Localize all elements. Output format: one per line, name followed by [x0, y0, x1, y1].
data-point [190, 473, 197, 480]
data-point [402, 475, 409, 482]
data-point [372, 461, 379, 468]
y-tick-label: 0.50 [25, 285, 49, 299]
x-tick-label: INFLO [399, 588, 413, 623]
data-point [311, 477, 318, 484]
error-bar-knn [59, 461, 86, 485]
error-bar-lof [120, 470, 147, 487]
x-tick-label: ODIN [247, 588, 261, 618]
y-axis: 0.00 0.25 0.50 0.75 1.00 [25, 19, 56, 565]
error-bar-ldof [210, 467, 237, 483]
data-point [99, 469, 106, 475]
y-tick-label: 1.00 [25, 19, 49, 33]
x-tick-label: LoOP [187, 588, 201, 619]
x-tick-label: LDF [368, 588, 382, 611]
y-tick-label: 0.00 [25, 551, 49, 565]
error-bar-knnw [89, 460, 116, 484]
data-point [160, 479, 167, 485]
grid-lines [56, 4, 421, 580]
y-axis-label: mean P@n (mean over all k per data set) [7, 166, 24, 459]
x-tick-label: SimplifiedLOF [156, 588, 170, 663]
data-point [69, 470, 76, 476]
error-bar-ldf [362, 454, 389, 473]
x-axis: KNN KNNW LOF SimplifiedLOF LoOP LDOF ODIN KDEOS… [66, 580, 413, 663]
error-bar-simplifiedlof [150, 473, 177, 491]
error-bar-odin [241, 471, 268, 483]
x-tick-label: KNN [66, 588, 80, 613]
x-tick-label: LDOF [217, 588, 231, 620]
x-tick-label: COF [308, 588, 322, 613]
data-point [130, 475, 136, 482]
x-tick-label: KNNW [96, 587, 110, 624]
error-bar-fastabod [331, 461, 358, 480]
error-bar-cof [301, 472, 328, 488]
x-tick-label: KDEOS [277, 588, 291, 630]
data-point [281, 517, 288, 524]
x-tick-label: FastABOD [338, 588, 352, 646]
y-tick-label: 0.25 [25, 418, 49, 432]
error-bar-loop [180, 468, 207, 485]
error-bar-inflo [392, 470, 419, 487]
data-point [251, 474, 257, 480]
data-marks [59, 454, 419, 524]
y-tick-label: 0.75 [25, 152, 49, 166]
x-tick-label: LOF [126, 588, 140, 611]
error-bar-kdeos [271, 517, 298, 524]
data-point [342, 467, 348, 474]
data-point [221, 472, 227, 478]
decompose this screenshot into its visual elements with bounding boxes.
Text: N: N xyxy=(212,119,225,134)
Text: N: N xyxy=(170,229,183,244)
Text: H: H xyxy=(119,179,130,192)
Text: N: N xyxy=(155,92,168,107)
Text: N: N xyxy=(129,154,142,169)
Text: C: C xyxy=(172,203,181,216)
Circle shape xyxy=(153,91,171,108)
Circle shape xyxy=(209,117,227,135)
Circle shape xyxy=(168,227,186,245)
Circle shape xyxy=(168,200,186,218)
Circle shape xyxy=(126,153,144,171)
------------
■ JOB ■
Copy out every row, word for word, from the first row down to the one containing "data-point [311, 477, 318, 484]", including both.

■ ANSWER TO THIS TASK ■
Localize all elements. Output format: one per line, name followed by [x0, y0, x1, y1].
data-point [190, 473, 197, 480]
data-point [402, 475, 409, 482]
data-point [372, 461, 379, 468]
y-tick-label: 0.50 [25, 285, 49, 299]
x-tick-label: INFLO [399, 588, 413, 623]
data-point [311, 477, 318, 484]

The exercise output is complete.